Work to be completed: In the records below, work out how many lines hold the word "with". Report the number alone.

Information provided:
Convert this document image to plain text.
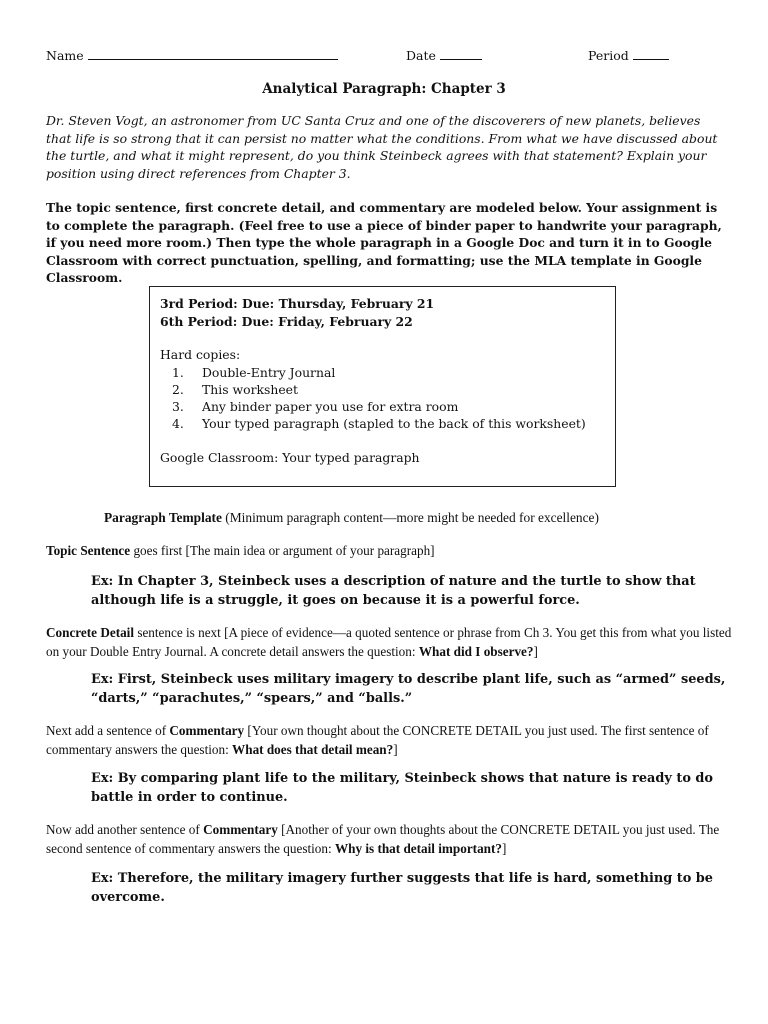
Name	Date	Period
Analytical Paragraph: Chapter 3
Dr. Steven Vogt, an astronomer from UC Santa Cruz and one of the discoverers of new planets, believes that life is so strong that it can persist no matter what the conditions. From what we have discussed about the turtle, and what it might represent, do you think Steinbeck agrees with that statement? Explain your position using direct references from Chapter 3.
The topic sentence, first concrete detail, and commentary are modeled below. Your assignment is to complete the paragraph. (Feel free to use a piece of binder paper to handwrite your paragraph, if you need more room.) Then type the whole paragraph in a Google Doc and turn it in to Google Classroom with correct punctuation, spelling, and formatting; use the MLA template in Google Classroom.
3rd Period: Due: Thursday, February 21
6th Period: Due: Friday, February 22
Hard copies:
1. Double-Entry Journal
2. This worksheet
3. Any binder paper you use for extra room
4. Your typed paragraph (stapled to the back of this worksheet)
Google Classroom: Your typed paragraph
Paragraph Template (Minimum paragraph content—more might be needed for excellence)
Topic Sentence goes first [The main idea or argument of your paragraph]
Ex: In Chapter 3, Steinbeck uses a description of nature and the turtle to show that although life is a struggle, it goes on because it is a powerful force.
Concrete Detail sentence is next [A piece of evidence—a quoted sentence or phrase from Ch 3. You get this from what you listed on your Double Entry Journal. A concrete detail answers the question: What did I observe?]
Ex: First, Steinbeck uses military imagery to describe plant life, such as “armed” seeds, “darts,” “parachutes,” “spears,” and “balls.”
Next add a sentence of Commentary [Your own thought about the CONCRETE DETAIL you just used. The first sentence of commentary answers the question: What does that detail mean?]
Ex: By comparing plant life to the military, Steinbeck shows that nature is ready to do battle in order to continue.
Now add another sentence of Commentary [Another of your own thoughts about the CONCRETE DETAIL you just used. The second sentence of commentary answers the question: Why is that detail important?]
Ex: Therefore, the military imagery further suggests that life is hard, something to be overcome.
---
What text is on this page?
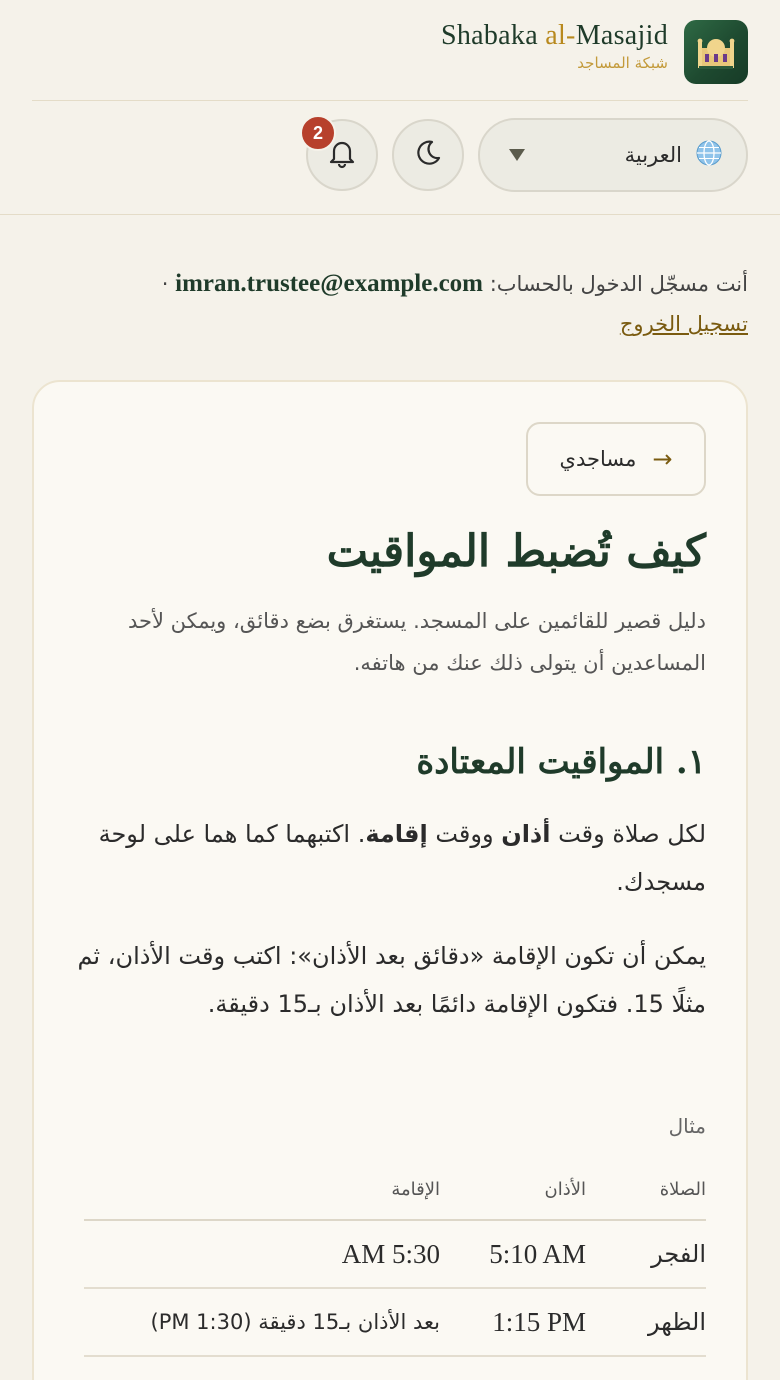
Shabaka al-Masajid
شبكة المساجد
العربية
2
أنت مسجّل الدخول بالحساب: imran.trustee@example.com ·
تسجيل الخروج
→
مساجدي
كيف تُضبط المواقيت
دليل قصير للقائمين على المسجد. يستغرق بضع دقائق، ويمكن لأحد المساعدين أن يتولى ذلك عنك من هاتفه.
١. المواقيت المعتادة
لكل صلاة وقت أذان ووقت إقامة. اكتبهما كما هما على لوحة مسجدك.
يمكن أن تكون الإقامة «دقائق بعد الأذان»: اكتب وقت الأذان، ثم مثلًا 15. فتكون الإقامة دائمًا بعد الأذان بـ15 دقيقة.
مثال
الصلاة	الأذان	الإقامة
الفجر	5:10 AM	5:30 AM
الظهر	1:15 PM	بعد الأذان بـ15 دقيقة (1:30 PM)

Exercise answer: 2